## WHAT THE TASK REQUIRES
Exclude all pictures, then copy each of the records exactly as written.

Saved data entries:
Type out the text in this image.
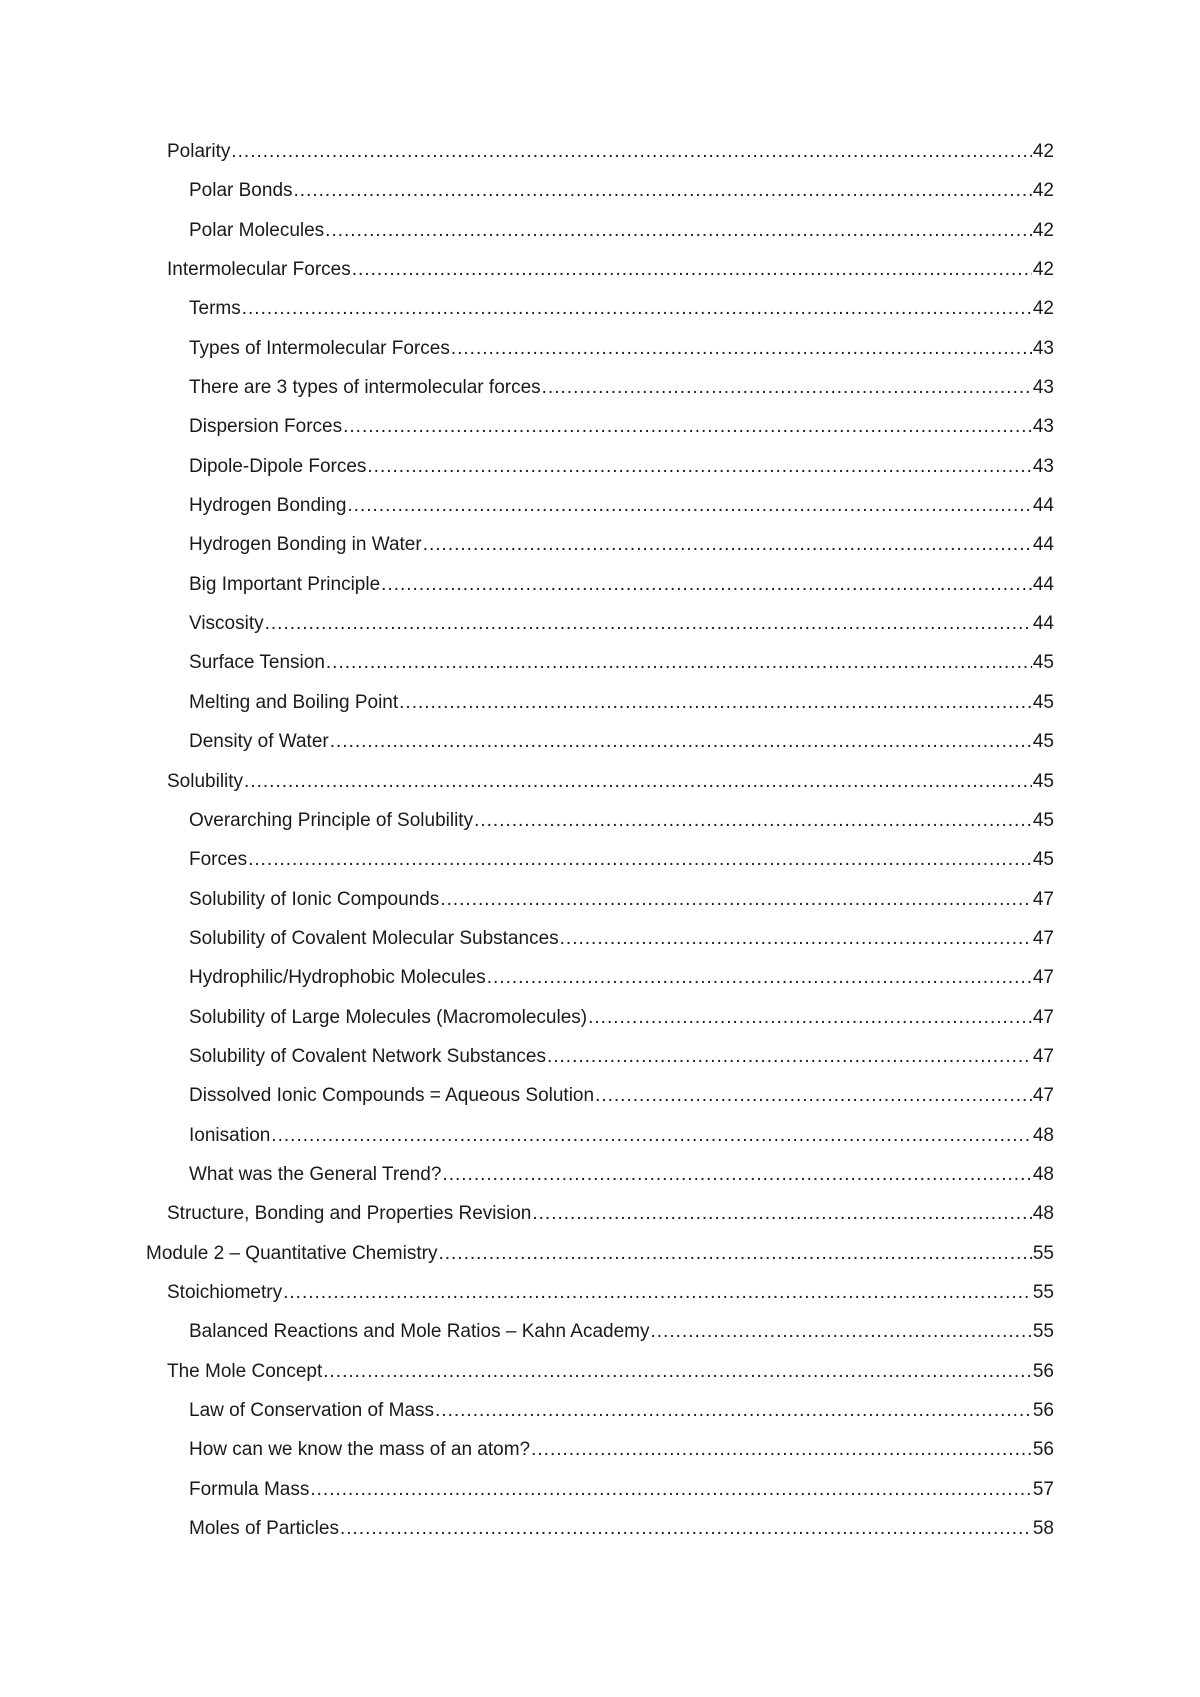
Polarity .....	42
Polar Bonds .....	42
Polar Molecules .....	42
Intermolecular Forces .....	42
Terms .....	42
Types of Intermolecular Forces .....	43
There are 3 types of intermolecular forces .....	43
Dispersion Forces .....	43
Dipole-Dipole Forces .....	43
Hydrogen Bonding .....	44
Hydrogen Bonding in Water .....	44
Big Important Principle .....	44
Viscosity .....	44
Surface Tension .....	45
Melting and Boiling Point .....	45
Density of Water .....	45
Solubility .....	45
Overarching Principle of Solubility .....	45
Forces .....	45
Solubility of Ionic Compounds .....	47
Solubility of Covalent Molecular Substances .....	47
Hydrophilic/Hydrophobic Molecules .....	47
Solubility of Large Molecules (Macromolecules) .....	47
Solubility of Covalent Network Substances .....	47
Dissolved Ionic Compounds = Aqueous Solution .....	47
Ionisation .....	48
What was the General Trend? .....	48
Structure, Bonding and Properties Revision .....	48
Module 2 – Quantitative Chemistry .....	55
Stoichiometry .....	55
Balanced Reactions and Mole Ratios – Kahn Academy .....	55
The Mole Concept .....	56
Law of Conservation of Mass .....	56
How can we know the mass of an atom? .....	56
Formula Mass .....	57
Moles of Particles .....	58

## FULL ANSWER
Type out the text in this image.
Polarity .....	42
Polar Bonds .....	42
Polar Molecules .....	42
Intermolecular Forces .....	42
Terms .....	42
Types of Intermolecular Forces .....	43
There are 3 types of intermolecular forces .....	43
Dispersion Forces .....	43
Dipole-Dipole Forces .....	43
Hydrogen Bonding .....	44
Hydrogen Bonding in Water .....	44
Big Important Principle .....	44
Viscosity .....	44
Surface Tension .....	45
Melting and Boiling Point .....	45
Density of Water .....	45
Solubility .....	45
Overarching Principle of Solubility .....	45
Forces .....	45
Solubility of Ionic Compounds .....	47
Solubility of Covalent Molecular Substances .....	47
Hydrophilic/Hydrophobic Molecules .....	47
Solubility of Large Molecules (Macromolecules) .....	47
Solubility of Covalent Network Substances .....	47
Dissolved Ionic Compounds = Aqueous Solution .....	47
Ionisation .....	48
What was the General Trend? .....	48
Structure, Bonding and Properties Revision .....	48
Module 2 – Quantitative Chemistry .....	55
Stoichiometry .....	55
Balanced Reactions and Mole Ratios – Kahn Academy .....	55
The Mole Concept .....	56
Law of Conservation of Mass .....	56
How can we know the mass of an atom? .....	56
Formula Mass .....	57
Moles of Particles .....	58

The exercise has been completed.